++++ The data

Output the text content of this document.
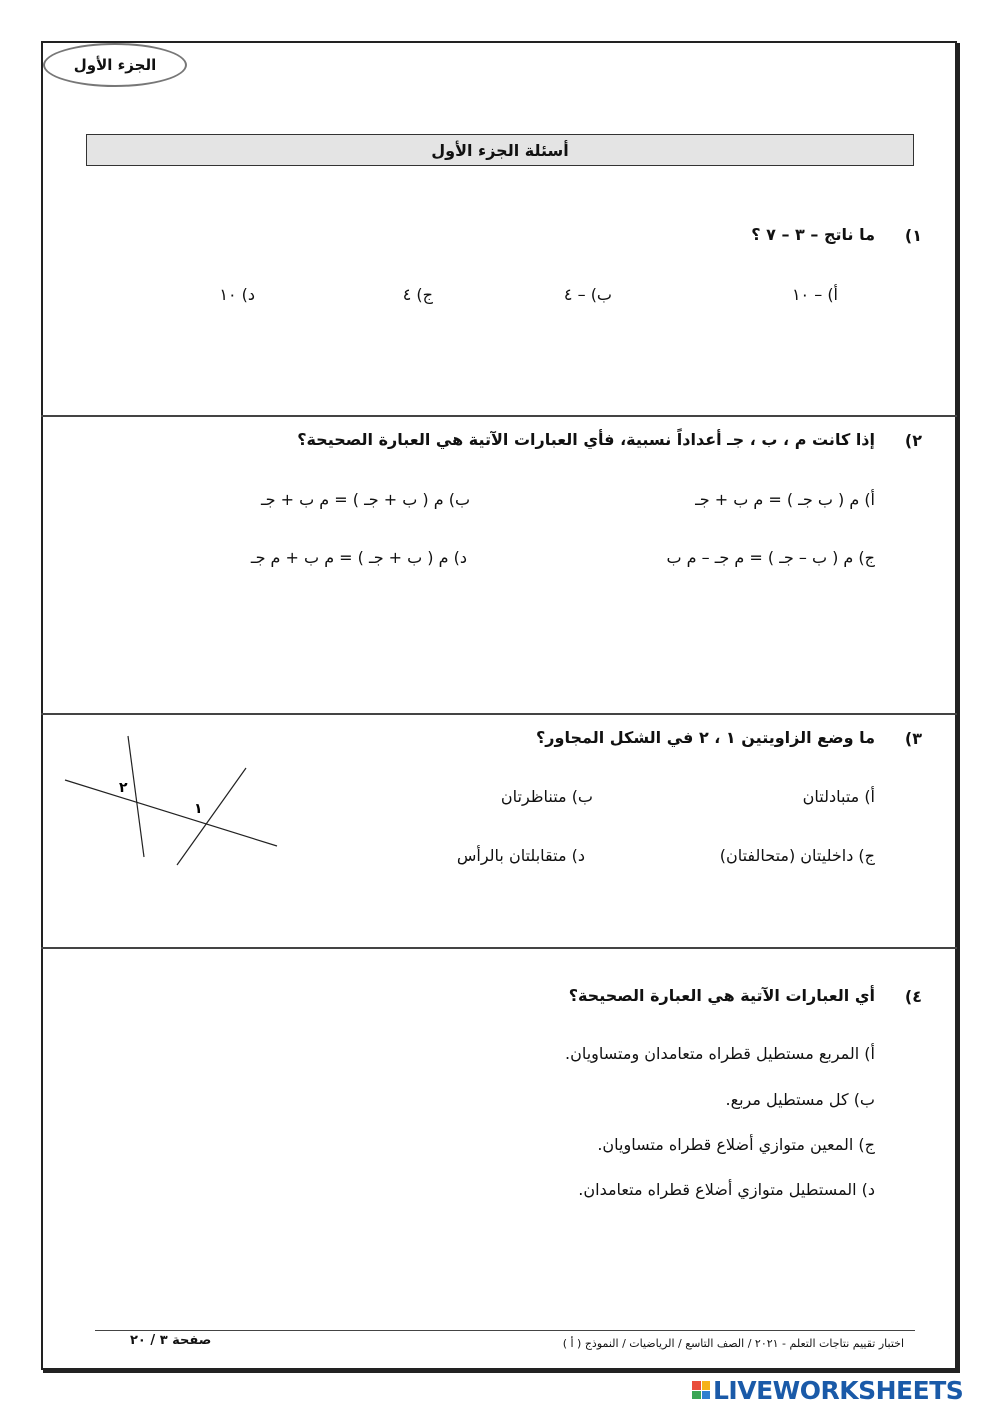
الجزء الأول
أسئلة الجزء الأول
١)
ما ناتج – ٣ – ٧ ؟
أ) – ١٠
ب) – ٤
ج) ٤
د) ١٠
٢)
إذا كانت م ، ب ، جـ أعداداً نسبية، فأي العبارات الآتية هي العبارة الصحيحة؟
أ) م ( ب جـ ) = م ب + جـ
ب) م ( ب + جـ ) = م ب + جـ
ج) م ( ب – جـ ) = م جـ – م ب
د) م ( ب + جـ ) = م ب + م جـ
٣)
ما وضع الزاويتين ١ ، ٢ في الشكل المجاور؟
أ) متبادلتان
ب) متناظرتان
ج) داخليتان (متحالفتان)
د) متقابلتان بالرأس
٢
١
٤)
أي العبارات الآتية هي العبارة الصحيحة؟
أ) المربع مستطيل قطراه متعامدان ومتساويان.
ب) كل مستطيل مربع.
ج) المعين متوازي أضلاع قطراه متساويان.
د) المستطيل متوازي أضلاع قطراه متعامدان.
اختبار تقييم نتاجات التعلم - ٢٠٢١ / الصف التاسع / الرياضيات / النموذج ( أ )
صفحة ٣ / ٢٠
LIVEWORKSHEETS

++++++++
++++ The data

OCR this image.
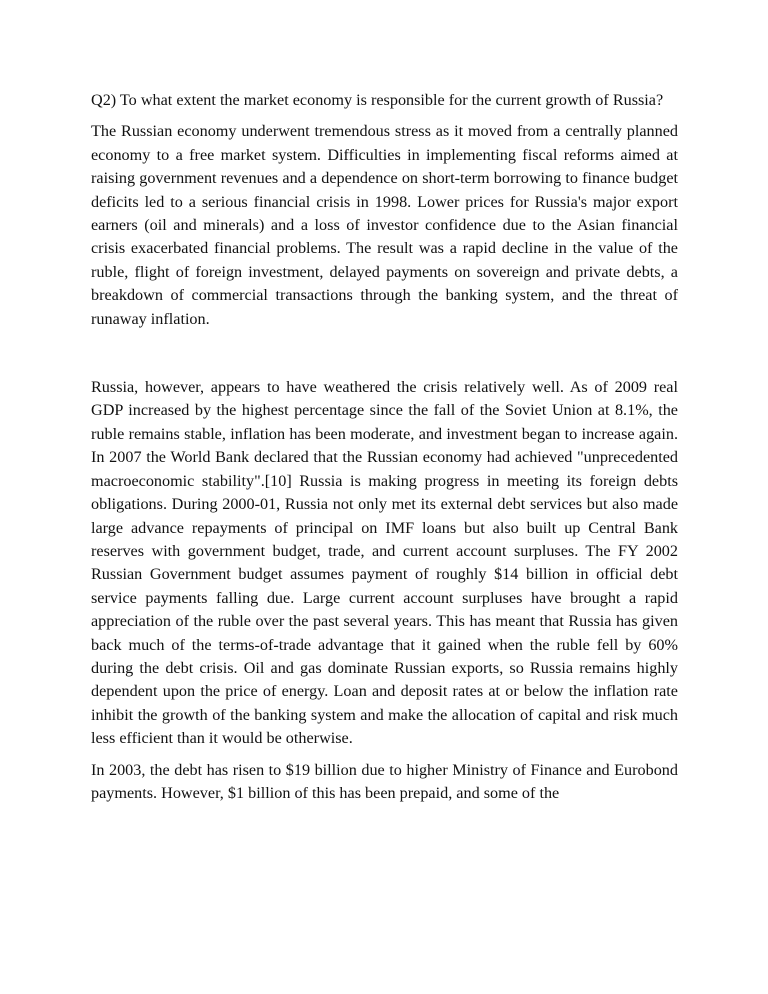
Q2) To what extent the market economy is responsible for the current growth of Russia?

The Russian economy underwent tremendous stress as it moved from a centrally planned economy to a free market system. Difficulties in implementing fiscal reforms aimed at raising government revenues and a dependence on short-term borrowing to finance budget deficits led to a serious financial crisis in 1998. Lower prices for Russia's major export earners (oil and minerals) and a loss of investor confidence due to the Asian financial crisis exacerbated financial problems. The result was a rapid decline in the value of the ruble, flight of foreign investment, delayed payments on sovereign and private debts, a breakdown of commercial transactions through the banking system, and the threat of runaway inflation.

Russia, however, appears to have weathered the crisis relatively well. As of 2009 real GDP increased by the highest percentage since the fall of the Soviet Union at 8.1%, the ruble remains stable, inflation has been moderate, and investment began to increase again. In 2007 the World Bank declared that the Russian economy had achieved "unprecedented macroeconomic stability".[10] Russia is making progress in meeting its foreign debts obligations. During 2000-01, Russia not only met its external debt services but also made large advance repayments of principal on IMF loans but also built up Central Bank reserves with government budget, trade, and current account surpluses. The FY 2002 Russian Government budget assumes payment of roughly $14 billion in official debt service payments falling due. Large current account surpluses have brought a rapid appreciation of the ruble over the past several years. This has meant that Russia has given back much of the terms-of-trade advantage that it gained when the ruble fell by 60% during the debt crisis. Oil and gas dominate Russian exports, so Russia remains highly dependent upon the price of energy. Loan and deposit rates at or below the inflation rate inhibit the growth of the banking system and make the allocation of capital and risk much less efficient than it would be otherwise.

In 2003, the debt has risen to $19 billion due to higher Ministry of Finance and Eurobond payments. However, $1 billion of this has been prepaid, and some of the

++++++++

▶ Set task
Extract every line containing the string "العبارة" from the material.

▶ Complete answer
إذا كانت م ، ب ، جـ أعداداً نسبية، فأي العبارات الآتية هي العبارة الصحيحة؟
أي العبارات الآتية هي العبارة الصحيحة؟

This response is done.